- _EXERCISE_
Please recast every line below as a Markdown table with two columns, Row and Line. Number the rows in order and leave out any blank lines.

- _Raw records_
--- START ---
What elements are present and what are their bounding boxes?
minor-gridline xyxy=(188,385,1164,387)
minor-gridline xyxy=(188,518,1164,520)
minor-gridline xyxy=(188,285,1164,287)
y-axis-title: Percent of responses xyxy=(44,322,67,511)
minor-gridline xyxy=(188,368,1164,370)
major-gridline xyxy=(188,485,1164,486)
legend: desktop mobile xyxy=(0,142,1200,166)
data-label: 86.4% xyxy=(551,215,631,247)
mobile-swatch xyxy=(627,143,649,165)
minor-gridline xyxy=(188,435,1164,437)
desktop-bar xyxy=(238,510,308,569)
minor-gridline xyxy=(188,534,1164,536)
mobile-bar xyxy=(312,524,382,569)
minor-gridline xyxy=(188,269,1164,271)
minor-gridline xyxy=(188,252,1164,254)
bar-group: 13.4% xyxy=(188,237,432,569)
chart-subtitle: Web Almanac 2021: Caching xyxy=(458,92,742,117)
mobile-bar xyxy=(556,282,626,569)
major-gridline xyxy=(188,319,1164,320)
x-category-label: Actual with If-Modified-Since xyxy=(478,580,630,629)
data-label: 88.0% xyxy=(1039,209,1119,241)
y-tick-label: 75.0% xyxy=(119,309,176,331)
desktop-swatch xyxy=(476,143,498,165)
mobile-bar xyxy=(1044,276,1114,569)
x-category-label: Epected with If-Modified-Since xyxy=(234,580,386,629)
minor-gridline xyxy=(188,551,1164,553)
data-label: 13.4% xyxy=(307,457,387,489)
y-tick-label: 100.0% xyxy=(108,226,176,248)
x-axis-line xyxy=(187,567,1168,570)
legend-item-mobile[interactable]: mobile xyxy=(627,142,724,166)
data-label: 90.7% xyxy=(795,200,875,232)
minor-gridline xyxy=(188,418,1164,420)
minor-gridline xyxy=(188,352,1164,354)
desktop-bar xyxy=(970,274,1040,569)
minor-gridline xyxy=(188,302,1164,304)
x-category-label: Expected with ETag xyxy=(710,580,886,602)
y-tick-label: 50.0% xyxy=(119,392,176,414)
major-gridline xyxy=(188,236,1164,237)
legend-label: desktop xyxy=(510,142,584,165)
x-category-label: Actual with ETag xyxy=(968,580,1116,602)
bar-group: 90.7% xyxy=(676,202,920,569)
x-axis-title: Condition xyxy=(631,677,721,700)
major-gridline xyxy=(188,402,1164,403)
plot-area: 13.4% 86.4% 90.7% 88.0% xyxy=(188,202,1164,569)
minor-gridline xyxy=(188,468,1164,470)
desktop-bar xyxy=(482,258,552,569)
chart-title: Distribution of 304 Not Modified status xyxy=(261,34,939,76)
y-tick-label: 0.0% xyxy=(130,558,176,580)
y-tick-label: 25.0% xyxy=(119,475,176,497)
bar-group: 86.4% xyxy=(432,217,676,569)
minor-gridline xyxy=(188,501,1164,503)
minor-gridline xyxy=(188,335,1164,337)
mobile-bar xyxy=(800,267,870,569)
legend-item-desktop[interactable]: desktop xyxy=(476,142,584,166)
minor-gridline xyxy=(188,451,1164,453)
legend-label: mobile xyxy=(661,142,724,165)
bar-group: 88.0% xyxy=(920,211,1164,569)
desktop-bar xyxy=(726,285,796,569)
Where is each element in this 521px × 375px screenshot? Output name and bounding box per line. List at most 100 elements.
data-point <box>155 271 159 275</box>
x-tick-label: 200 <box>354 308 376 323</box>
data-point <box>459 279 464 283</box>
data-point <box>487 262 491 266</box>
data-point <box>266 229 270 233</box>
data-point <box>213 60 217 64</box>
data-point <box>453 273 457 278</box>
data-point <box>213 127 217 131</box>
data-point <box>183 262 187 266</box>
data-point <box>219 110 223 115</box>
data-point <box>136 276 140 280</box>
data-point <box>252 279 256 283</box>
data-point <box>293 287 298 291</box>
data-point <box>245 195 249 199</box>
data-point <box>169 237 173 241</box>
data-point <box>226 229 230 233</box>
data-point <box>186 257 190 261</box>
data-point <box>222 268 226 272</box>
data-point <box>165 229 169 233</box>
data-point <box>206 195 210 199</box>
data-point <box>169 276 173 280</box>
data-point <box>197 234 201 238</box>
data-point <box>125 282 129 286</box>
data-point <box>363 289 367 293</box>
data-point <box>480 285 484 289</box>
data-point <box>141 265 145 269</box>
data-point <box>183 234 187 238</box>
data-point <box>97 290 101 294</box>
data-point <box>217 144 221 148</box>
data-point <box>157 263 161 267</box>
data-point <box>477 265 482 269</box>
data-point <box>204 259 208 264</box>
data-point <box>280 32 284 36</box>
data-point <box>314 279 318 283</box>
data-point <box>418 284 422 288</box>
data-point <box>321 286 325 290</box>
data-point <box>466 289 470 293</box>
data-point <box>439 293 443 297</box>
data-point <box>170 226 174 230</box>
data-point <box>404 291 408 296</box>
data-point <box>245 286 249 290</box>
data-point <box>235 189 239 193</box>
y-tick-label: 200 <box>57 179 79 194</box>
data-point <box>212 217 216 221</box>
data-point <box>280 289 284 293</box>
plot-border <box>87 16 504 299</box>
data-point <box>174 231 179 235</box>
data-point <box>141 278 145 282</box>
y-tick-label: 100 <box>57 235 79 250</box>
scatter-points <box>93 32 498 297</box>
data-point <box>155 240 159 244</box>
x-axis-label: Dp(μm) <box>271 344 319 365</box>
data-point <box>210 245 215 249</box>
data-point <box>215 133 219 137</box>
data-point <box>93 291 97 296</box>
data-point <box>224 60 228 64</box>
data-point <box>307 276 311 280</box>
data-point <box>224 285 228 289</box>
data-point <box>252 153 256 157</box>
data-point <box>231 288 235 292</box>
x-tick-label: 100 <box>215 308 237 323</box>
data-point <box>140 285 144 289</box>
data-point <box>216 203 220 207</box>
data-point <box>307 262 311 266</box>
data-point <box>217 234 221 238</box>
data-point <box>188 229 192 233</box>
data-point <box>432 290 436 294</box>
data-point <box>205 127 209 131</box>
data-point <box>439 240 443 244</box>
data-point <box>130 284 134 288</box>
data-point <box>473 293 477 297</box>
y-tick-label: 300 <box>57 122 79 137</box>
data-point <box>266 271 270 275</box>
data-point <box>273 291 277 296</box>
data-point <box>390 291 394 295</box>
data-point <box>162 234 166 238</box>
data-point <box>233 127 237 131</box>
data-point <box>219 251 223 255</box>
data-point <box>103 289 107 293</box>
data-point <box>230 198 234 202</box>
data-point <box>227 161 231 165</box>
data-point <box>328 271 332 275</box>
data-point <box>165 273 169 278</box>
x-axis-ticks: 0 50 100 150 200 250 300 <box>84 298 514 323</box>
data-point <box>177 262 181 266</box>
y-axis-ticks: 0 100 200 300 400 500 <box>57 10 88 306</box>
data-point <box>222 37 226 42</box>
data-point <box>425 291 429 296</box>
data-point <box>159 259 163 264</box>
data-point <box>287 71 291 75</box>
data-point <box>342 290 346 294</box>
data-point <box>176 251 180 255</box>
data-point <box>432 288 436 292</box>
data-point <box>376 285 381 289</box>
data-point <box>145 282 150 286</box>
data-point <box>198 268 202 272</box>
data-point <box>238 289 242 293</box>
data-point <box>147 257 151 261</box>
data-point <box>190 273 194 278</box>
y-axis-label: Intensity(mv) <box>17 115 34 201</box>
--- END ---
- _THE REPLY_
| Row | Line |
|---|---|
| 1 | What elements are present and what are their bounding boxes? |
| 2 | minor-gridline xyxy=(188,385,1164,387) |
| 3 | minor-gridline xyxy=(188,518,1164,520) |
| 4 | minor-gridline xyxy=(188,285,1164,287) |
| 5 | y-axis-title: Percent of responses xyxy=(44,322,67,511) |
| 6 | minor-gridline xyxy=(188,368,1164,370) |
| 7 | major-gridline xyxy=(188,485,1164,486) |
| 8 | legend: desktop mobile xyxy=(0,142,1200,166) |
| 9 | data-label: 86.4% xyxy=(551,215,631,247) |
| 10 | mobile-swatch xyxy=(627,143,649,165) |
| 11 | minor-gridline xyxy=(188,435,1164,437) |
| 12 | desktop-bar xyxy=(238,510,308,569) |
| 13 | minor-gridline xyxy=(188,534,1164,536) |
| 14 | mobile-bar xyxy=(312,524,382,569) |
| 15 | minor-gridline xyxy=(188,269,1164,271) |
| 16 | minor-gridline xyxy=(188,252,1164,254) |
| 17 | bar-group: 13.4% xyxy=(188,237,432,569) |
| 18 | chart-subtitle: Web Almanac 2021: Caching xyxy=(458,92,742,117) |
| 19 | mobile-bar xyxy=(556,282,626,569) |
| 20 | major-gridline xyxy=(188,319,1164,320) |
| 21 | x-category-label: Actual with If-Modified-Since xyxy=(478,580,630,629) |
| 22 | data-label: 88.0% xyxy=(1039,209,1119,241) |
| 23 | y-tick-label: 75.0% xyxy=(119,309,176,331) |
| 24 | desktop-swatch xyxy=(476,143,498,165) |
| 25 | mobile-bar xyxy=(1044,276,1114,569) |
| 26 | x-category-label: Epected with If-Modified-Since xyxy=(234,580,386,629) |
| 27 | minor-gridline xyxy=(188,551,1164,553) |
| 28 | data-label: 13.4% xyxy=(307,457,387,489) |
| 29 | y-tick-label: 100.0% xyxy=(108,226,176,248) |
| 30 | x-axis-line xyxy=(187,567,1168,570) |
| 31 | legend-item-mobile[interactable]: mobile xyxy=(627,142,724,166) |
| 32 | data-label: 90.7% xyxy=(795,200,875,232) |
| 33 | minor-gridline xyxy=(188,418,1164,420) |
| 34 | minor-gridline xyxy=(188,352,1164,354) |
| 35 | desktop-bar xyxy=(970,274,1040,569) |
| 36 | minor-gridline xyxy=(188,302,1164,304) |
| 37 | x-category-label: Expected with ETag xyxy=(710,580,886,602) |
| 38 | y-tick-label: 50.0% xyxy=(119,392,176,414) |
| 39 | major-gridline xyxy=(188,236,1164,237) |
| 40 | legend-label: desktop xyxy=(510,142,584,165) |
| 41 | x-category-label: Actual with ETag xyxy=(968,580,1116,602) |
| 42 | bar-group: 90.7% xyxy=(676,202,920,569) |
| 43 | x-axis-title: Condition xyxy=(631,677,721,700) |
| 44 | major-gridline xyxy=(188,402,1164,403) |
| 45 | plot-area: 13.4% 86.4% 90.7% 88.0% xyxy=(188,202,1164,569) |
| 46 | minor-gridline xyxy=(188,468,1164,470) |
| 47 | desktop-bar xyxy=(482,258,552,569) |
| 48 | chart-title: Distribution of 304 Not Modified status xyxy=(261,34,939,76) |
| 49 | y-tick-label: 0.0% xyxy=(130,558,176,580) |
| 50 | y-tick-label: 25.0% xyxy=(119,475,176,497) |
| 51 | bar-group: 86.4% xyxy=(432,217,676,569) |
| 52 | minor-gridline xyxy=(188,501,1164,503) |
| 53 | minor-gridline xyxy=(188,335,1164,337) |
| 54 | mobile-bar xyxy=(800,267,870,569) |
| 55 | legend-item-desktop[interactable]: desktop xyxy=(476,142,584,166) |
| 56 | minor-gridline xyxy=(188,451,1164,453) |
| 57 | legend-label: mobile xyxy=(661,142,724,165) |
| 58 | bar-group: 88.0% xyxy=(920,211,1164,569) |
| 59 | desktop-bar xyxy=(726,285,796,569) |
| 60 | Where is each element in this 521px × 375px screenshot? Output name and bounding box per line. List at most 100 elements. |
| 61 | data-point <box>155 271 159 275</box> |
| 62 | x-tick-label: 200 <box>354 308 376 323</box> |
| 63 | data-point <box>459 279 464 283</box> |
| 64 | data-point <box>487 262 491 266</box> |
| 65 | data-point <box>266 229 270 233</box> |
| 66 | data-point <box>213 60 217 64</box> |
| 67 | data-point <box>453 273 457 278</box> |
| 68 | data-point <box>213 127 217 131</box> |
| 69 | data-point <box>183 262 187 266</box> |
| 70 | data-point <box>219 110 223 115</box> |
| 71 | data-point <box>136 276 140 280</box> |
| 72 | data-point <box>252 279 256 283</box> |
| 73 | data-point <box>293 287 298 291</box> |
| 74 | data-point <box>245 195 249 199</box> |
| 75 | data-point <box>169 237 173 241</box> |
| 76 | data-point <box>226 229 230 233</box> |
| 77 | data-point <box>186 257 190 261</box> |
| 78 | data-point <box>222 268 226 272</box> |
| 79 | data-point <box>165 229 169 233</box> |
| 80 | data-point <box>206 195 210 199</box> |
| 81 | data-point <box>169 276 173 280</box> |
| 82 | data-point <box>197 234 201 238</box> |
| 83 | data-point <box>125 282 129 286</box> |
| 84 | data-point <box>363 289 367 293</box> |
| 85 | data-point <box>480 285 484 289</box> |
| 86 | data-point <box>141 265 145 269</box> |
| 87 | data-point <box>183 234 187 238</box> |
| 88 | data-point <box>97 290 101 294</box> |
| 89 | data-point <box>217 144 221 148</box> |
| 90 | data-point <box>157 263 161 267</box> |
| 91 | data-point <box>477 265 482 269</box> |
| 92 | data-point <box>204 259 208 264</box> |
| 93 | data-point <box>280 32 284 36</box> |
| 94 | data-point <box>314 279 318 283</box> |
| 95 | data-point <box>418 284 422 288</box> |
| 96 | data-point <box>321 286 325 290</box> |
| 97 | data-point <box>466 289 470 293</box> |
| 98 | data-point <box>439 293 443 297</box> |
| 99 | data-point <box>170 226 174 230</box> |
| 100 | data-point <box>404 291 408 296</box> |
| 101 | data-point <box>245 286 249 290</box> |
| 102 | data-point <box>235 189 239 193</box> |
| 103 | y-tick-label: 200 <box>57 179 79 194</box> |
| 104 | data-point <box>212 217 216 221</box> |
| 105 | data-point <box>280 289 284 293</box> |
| 106 | plot-border <box>87 16 504 299</box> |
| 107 | data-point <box>174 231 179 235</box> |
| 108 | data-point <box>141 278 145 282</box> |
| 109 | y-tick-label: 100 <box>57 235 79 250</box> |
| 110 | scatter-points <box>93 32 498 297</box> |
| 111 | data-point <box>155 240 159 244</box> |
| 112 | x-axis-label: Dp(μm) <box>271 344 319 365</box> |
| 113 | data-point <box>210 245 215 249</box> |
| 114 | data-point <box>215 133 219 137</box> |
| 115 | data-point <box>93 291 97 296</box> |
| 116 | data-point <box>224 60 228 64</box> |
| 117 | data-point <box>307 276 311 280</box> |
| 118 | data-point <box>224 285 228 289</box> |
| 119 | data-point <box>252 153 256 157</box> |
| 120 | data-point <box>231 288 235 292</box> |
| 121 | x-tick-label: 100 <box>215 308 237 323</box> |
| 122 | data-point <box>140 285 144 289</box> |
| 123 | data-point <box>216 203 220 207</box> |
| 124 | data-point <box>307 262 311 266</box> |
| 125 | data-point <box>217 234 221 238</box> |
| 126 | data-point <box>188 229 192 233</box> |
| 127 | data-point <box>432 290 436 294</box> |
| 128 | data-point <box>205 127 209 131</box> |
| 129 | data-point <box>439 240 443 244</box> |
| 130 | data-point <box>130 284 134 288</box> |
| 131 | data-point <box>473 293 477 297</box> |
| 132 | y-tick-label: 300 <box>57 122 79 137</box> |
| 133 | data-point <box>266 271 270 275</box> |
| 134 | data-point <box>273 291 277 296</box> |
| 135 | data-point <box>390 291 394 295</box> |
| 136 | data-point <box>162 234 166 238</box> |
| 137 | data-point <box>233 127 237 131</box> |
| 138 | data-point <box>219 251 223 255</box> |
| 139 | data-point <box>103 289 107 293</box> |
| 140 | data-point <box>230 198 234 202</box> |
| 141 | data-point <box>227 161 231 165</box> |
| 142 | data-point <box>328 271 332 275</box> |
| 143 | data-point <box>165 273 169 278</box> |
| 144 | x-axis-ticks: 0 50 100 150 200 250 300 <box>84 298 514 323</box> |
| 145 | data-point <box>177 262 181 266</box> |
| 146 | y-axis-ticks: 0 100 200 300 400 500 <box>57 10 88 306</box> |
| 147 | data-point <box>222 37 226 42</box> |
| 148 | data-point <box>425 291 429 296</box> |
| 149 | data-point <box>159 259 163 264</box> |
| 150 | data-point <box>287 71 291 75</box> |
| 151 | data-point <box>342 290 346 294</box> |
| 152 | data-point <box>176 251 180 255</box> |
| 153 | data-point <box>432 288 436 292</box> |
| 154 | data-point <box>376 285 381 289</box> |
| 155 | data-point <box>145 282 150 286</box> |
| 156 | data-point <box>198 268 202 272</box> |
| 157 | data-point <box>238 289 242 293</box> |
| 158 | data-point <box>147 257 151 261</box> |
| 159 | data-point <box>190 273 194 278</box> |
| 160 | y-axis-label: Intensity(mv) <box>17 115 34 201</box> |